Stored items from a collection
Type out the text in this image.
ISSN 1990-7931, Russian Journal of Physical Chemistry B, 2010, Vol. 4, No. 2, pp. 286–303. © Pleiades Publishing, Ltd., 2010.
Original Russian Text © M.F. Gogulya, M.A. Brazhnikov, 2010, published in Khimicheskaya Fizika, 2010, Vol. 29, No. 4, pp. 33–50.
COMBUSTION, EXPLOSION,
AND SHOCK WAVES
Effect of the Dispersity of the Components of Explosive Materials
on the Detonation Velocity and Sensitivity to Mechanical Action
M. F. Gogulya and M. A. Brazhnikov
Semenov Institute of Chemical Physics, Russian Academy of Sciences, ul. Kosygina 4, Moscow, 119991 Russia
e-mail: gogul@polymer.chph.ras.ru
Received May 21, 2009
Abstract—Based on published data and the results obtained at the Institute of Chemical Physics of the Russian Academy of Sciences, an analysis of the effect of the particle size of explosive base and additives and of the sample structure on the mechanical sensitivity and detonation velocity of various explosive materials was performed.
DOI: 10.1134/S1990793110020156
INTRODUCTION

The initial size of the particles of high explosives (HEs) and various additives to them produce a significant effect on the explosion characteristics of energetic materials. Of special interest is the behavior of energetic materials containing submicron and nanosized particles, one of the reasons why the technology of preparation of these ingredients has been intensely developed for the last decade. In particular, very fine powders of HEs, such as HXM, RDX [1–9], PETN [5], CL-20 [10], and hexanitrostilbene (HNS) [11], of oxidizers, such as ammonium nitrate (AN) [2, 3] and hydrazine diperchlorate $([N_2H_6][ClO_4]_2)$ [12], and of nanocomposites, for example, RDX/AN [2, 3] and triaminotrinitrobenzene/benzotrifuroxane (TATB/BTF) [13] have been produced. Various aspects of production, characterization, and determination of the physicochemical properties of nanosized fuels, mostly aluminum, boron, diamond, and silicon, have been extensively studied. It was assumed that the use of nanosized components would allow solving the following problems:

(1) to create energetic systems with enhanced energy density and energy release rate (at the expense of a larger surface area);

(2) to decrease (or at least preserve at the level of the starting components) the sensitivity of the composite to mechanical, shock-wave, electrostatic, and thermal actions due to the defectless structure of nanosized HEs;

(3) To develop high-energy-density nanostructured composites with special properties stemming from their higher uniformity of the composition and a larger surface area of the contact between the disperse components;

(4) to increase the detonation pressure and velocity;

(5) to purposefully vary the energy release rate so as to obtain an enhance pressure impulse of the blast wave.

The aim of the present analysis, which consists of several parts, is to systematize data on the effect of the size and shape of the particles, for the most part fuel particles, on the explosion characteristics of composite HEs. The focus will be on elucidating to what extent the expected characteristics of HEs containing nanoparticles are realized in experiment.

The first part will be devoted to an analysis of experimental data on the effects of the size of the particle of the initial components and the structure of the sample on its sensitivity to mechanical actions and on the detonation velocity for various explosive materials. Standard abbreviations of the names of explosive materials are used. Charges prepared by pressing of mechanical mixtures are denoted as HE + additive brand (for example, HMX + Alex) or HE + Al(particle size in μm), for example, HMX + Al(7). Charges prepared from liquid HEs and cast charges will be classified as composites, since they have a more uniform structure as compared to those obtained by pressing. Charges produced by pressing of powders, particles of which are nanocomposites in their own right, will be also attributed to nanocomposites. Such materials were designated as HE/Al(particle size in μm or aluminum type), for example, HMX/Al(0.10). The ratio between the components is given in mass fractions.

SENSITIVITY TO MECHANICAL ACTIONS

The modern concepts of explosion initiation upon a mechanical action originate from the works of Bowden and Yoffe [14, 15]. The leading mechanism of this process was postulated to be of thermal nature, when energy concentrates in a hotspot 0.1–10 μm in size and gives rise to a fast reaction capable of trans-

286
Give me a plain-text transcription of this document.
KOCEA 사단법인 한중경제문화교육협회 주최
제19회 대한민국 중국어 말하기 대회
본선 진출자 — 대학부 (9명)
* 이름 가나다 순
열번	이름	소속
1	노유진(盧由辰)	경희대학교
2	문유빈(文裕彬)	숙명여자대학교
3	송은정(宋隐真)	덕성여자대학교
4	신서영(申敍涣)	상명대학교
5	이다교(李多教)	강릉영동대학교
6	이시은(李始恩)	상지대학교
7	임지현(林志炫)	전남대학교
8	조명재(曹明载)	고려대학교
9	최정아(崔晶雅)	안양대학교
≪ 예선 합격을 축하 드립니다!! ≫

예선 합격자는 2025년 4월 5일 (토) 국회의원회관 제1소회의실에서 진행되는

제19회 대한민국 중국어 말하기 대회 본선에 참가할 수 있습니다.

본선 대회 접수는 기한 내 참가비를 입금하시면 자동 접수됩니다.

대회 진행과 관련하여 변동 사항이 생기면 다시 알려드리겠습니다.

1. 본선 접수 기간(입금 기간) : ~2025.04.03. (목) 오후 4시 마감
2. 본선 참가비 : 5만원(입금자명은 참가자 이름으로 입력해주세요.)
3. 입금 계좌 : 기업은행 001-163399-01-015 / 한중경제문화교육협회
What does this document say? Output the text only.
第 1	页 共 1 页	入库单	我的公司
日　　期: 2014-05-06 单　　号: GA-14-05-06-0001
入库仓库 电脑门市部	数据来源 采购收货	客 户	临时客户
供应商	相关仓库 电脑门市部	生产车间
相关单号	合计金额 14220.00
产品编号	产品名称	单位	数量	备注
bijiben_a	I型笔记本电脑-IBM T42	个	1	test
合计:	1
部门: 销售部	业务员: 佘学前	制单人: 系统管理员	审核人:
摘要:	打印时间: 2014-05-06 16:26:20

STATED EXERCISE ▸
Go through the lines above. Select every one that has the string "document".

ANSWER BELOW ▸
Give me a plain-text transcription of this document.
What does this document say? Output the text only.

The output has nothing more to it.